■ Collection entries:
□ □ □ □

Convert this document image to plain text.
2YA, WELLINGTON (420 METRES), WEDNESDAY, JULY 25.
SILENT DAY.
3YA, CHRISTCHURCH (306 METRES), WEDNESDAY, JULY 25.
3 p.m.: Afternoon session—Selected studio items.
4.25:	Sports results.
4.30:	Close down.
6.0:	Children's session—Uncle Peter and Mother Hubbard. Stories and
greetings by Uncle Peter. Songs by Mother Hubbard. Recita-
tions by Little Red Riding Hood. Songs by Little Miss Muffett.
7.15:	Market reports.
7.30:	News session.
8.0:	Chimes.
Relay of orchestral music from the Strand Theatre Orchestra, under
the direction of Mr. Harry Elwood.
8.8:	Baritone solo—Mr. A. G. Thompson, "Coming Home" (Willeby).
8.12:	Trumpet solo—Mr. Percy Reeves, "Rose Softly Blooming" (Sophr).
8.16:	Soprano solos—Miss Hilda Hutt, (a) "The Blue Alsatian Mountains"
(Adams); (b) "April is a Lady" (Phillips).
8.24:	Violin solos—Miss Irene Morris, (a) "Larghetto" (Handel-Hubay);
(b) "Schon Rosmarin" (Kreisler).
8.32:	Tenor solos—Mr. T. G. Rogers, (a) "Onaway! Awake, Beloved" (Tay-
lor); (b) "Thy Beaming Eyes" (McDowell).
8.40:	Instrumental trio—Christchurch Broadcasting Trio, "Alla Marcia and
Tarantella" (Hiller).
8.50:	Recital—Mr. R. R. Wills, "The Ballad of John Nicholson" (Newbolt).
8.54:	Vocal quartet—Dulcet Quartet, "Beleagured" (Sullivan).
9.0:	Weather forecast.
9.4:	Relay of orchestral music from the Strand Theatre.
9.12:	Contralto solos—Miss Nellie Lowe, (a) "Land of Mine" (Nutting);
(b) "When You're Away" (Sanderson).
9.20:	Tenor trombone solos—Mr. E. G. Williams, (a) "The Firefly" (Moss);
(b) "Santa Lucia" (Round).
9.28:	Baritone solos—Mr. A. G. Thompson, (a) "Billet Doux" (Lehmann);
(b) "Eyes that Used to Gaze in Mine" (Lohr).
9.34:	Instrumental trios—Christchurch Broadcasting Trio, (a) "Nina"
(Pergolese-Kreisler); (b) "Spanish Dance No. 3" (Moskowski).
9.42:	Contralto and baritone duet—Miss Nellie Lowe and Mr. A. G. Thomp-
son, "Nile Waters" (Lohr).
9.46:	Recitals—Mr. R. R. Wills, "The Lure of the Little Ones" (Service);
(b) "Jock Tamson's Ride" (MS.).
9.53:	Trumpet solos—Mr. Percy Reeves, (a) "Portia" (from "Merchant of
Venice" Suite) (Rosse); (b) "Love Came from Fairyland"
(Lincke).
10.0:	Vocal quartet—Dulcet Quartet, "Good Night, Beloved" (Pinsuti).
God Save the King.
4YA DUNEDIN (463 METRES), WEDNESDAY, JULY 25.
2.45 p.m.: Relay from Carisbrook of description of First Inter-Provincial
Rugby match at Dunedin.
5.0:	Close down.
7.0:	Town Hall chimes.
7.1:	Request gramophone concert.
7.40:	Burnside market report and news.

□ □ □ □

■ What the task requires:
Retype all the material above precisely, with no line left out.

■ Written response:
Convert this document image to plain text.
2YA, WELLINGTON (420 METRES), WEDNESDAY, JULY 25.
SILENT DAY.
3YA, CHRISTCHURCH (306 METRES), WEDNESDAY, JULY 25.
3 p.m.: Afternoon session—Selected studio items.
4.25:	Sports results.
4.30:	Close down.
6.0:	Children's session—Uncle Peter and Mother Hubbard. Stories and
greetings by Uncle Peter. Songs by Mother Hubbard. Recita-
tions by Little Red Riding Hood. Songs by Little Miss Muffett.
7.15:	Market reports.
7.30:	News session.
8.0:	Chimes.
Relay of orchestral music from the Strand Theatre Orchestra, under
the direction of Mr. Harry Elwood.
8.8:	Baritone solo—Mr. A. G. Thompson, "Coming Home" (Willeby).
8.12:	Trumpet solo—Mr. Percy Reeves, "Rose Softly Blooming" (Sophr).
8.16:	Soprano solos—Miss Hilda Hutt, (a) "The Blue Alsatian Mountains"
(Adams); (b) "April is a Lady" (Phillips).
8.24:	Violin solos—Miss Irene Morris, (a) "Larghetto" (Handel-Hubay);
(b) "Schon Rosmarin" (Kreisler).
8.32:	Tenor solos—Mr. T. G. Rogers, (a) "Onaway! Awake, Beloved" (Tay-
lor); (b) "Thy Beaming Eyes" (McDowell).
8.40:	Instrumental trio—Christchurch Broadcasting Trio, "Alla Marcia and
Tarantella" (Hiller).
8.50:	Recital—Mr. R. R. Wills, "The Ballad of John Nicholson" (Newbolt).
8.54:	Vocal quartet—Dulcet Quartet, "Beleagured" (Sullivan).
9.0:	Weather forecast.
9.4:	Relay of orchestral music from the Strand Theatre.
9.12:	Contralto solos—Miss Nellie Lowe, (a) "Land of Mine" (Nutting);
(b) "When You're Away" (Sanderson).
9.20:	Tenor trombone solos—Mr. E. G. Williams, (a) "The Firefly" (Moss);
(b) "Santa Lucia" (Round).
9.28:	Baritone solos—Mr. A. G. Thompson, (a) "Billet Doux" (Lehmann);
(b) "Eyes that Used to Gaze in Mine" (Lohr).
9.34:	Instrumental trios—Christchurch Broadcasting Trio, (a) "Nina"
(Pergolese-Kreisler); (b) "Spanish Dance No. 3" (Moskowski).
9.42:	Contralto and baritone duet—Miss Nellie Lowe and Mr. A. G. Thomp-
son, "Nile Waters" (Lohr).
9.46:	Recitals—Mr. R. R. Wills, "The Lure of the Little Ones" (Service);
(b) "Jock Tamson's Ride" (MS.).
9.53:	Trumpet solos—Mr. Percy Reeves, (a) "Portia" (from "Merchant of
Venice" Suite) (Rosse); (b) "Love Came from Fairyland"
(Lincke).
10.0:	Vocal quartet—Dulcet Quartet, "Good Night, Beloved" (Pinsuti).
God Save the King.
4YA DUNEDIN (463 METRES), WEDNESDAY, JULY 25.
2.45 p.m.: Relay from Carisbrook of description of First Inter-Provincial
Rugby match at Dunedin.
5.0:	Close down.
7.0:	Town Hall chimes.
7.1:	Request gramophone concert.
7.40:	Burnside market report and news.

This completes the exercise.